Dataset entries on figures
####
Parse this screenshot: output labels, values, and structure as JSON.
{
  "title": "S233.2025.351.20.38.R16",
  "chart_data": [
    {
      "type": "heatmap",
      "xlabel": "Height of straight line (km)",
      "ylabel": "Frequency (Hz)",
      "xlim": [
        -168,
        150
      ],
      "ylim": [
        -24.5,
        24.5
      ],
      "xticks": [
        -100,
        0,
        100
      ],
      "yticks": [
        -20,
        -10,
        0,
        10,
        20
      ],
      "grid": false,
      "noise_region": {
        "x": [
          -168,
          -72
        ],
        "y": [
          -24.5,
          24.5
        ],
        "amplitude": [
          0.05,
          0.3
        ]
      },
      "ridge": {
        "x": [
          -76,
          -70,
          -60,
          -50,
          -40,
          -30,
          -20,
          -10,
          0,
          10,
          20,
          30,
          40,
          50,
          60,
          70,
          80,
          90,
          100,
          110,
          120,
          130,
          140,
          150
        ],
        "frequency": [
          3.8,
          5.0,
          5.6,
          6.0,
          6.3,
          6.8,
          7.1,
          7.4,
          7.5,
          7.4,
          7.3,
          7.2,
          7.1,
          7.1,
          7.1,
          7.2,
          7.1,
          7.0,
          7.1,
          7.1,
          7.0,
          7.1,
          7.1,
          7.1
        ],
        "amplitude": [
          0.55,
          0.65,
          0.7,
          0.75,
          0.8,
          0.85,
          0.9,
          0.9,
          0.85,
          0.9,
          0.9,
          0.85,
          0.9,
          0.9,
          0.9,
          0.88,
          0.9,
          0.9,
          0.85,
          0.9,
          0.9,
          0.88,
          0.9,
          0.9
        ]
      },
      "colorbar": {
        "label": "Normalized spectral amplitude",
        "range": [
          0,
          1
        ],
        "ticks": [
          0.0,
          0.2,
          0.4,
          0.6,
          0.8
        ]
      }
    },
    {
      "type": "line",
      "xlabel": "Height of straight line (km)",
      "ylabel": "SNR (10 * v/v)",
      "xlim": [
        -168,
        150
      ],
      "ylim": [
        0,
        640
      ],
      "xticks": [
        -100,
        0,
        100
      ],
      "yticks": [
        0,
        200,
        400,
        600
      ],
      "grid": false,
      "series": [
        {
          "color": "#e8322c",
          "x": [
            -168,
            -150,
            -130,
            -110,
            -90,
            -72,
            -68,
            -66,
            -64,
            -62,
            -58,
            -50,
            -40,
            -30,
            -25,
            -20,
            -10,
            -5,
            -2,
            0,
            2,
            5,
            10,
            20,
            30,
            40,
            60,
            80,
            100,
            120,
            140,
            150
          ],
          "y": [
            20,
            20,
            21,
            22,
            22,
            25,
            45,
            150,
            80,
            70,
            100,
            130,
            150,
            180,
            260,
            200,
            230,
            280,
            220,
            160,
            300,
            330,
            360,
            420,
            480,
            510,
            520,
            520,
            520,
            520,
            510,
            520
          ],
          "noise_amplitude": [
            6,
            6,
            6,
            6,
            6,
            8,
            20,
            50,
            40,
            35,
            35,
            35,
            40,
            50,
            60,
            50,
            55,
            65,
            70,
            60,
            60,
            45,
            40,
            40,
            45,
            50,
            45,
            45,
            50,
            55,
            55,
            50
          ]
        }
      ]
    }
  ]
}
####
Output the lines above verbatim and in full.

REPLY >>
Parse this screenshot: output labels, values, and structure as JSON.
{
  "title": "S233.2025.351.20.38.R16",
  "chart_data": [
    {
      "type": "heatmap",
      "xlabel": "Height of straight line (km)",
      "ylabel": "Frequency (Hz)",
      "xlim": [
        -168,
        150
      ],
      "ylim": [
        -24.5,
        24.5
      ],
      "xticks": [
        -100,
        0,
        100
      ],
      "yticks": [
        -20,
        -10,
        0,
        10,
        20
      ],
      "grid": false,
      "noise_region": {
        "x": [
          -168,
          -72
        ],
        "y": [
          -24.5,
          24.5
        ],
        "amplitude": [
          0.05,
          0.3
        ]
      },
      "ridge": {
        "x": [
          -76,
          -70,
          -60,
          -50,
          -40,
          -30,
          -20,
          -10,
          0,
          10,
          20,
          30,
          40,
          50,
          60,
          70,
          80,
          90,
          100,
          110,
          120,
          130,
          140,
          150
        ],
        "frequency": [
          3.8,
          5.0,
          5.6,
          6.0,
          6.3,
          6.8,
          7.1,
          7.4,
          7.5,
          7.4,
          7.3,
          7.2,
          7.1,
          7.1,
          7.1,
          7.2,
          7.1,
          7.0,
          7.1,
          7.1,
          7.0,
          7.1,
          7.1,
          7.1
        ],
        "amplitude": [
          0.55,
          0.65,
          0.7,
          0.75,
          0.8,
          0.85,
          0.9,
          0.9,
          0.85,
          0.9,
          0.9,
          0.85,
          0.9,
          0.9,
          0.9,
          0.88,
          0.9,
          0.9,
          0.85,
          0.9,
          0.9,
          0.88,
          0.9,
          0.9
        ]
      },
      "colorbar": {
        "label": "Normalized spectral amplitude",
        "range": [
          0,
          1
        ],
        "ticks": [
          0.0,
          0.2,
          0.4,
          0.6,
          0.8
        ]
      }
    },
    {
      "type": "line",
      "xlabel": "Height of straight line (km)",
      "ylabel": "SNR (10 * v/v)",
      "xlim": [
        -168,
        150
      ],
      "ylim": [
        0,
        640
      ],
      "xticks": [
        -100,
        0,
        100
      ],
      "yticks": [
        0,
        200,
        400,
        600
      ],
      "grid": false,
      "series": [
        {
          "color": "#e8322c",
          "x": [
            -168,
            -150,
            -130,
            -110,
            -90,
            -72,
            -68,
            -66,
            -64,
            -62,
            -58,
            -50,
            -40,
            -30,
            -25,
            -20,
            -10,
            -5,
            -2,
            0,
            2,
            5,
            10,
            20,
            30,
            40,
            60,
            80,
            100,
            120,
            140,
            150
          ],
          "y": [
            20,
            20,
            21,
            22,
            22,
            25,
            45,
            150,
            80,
            70,
            100,
            130,
            150,
            180,
            260,
            200,
            230,
            280,
            220,
            160,
            300,
            330,
            360,
            420,
            480,
            510,
            520,
            520,
            520,
            520,
            510,
            520
          ],
          "noise_amplitude": [
            6,
            6,
            6,
            6,
            6,
            8,
            20,
            50,
            40,
            35,
            35,
            35,
            40,
            50,
            60,
            50,
            55,
            65,
            70,
            60,
            60,
            45,
            40,
            40,
            45,
            50,
            45,
            45,
            50,
            55,
            55,
            50
          ]
        }
      ]
    }
  ]
}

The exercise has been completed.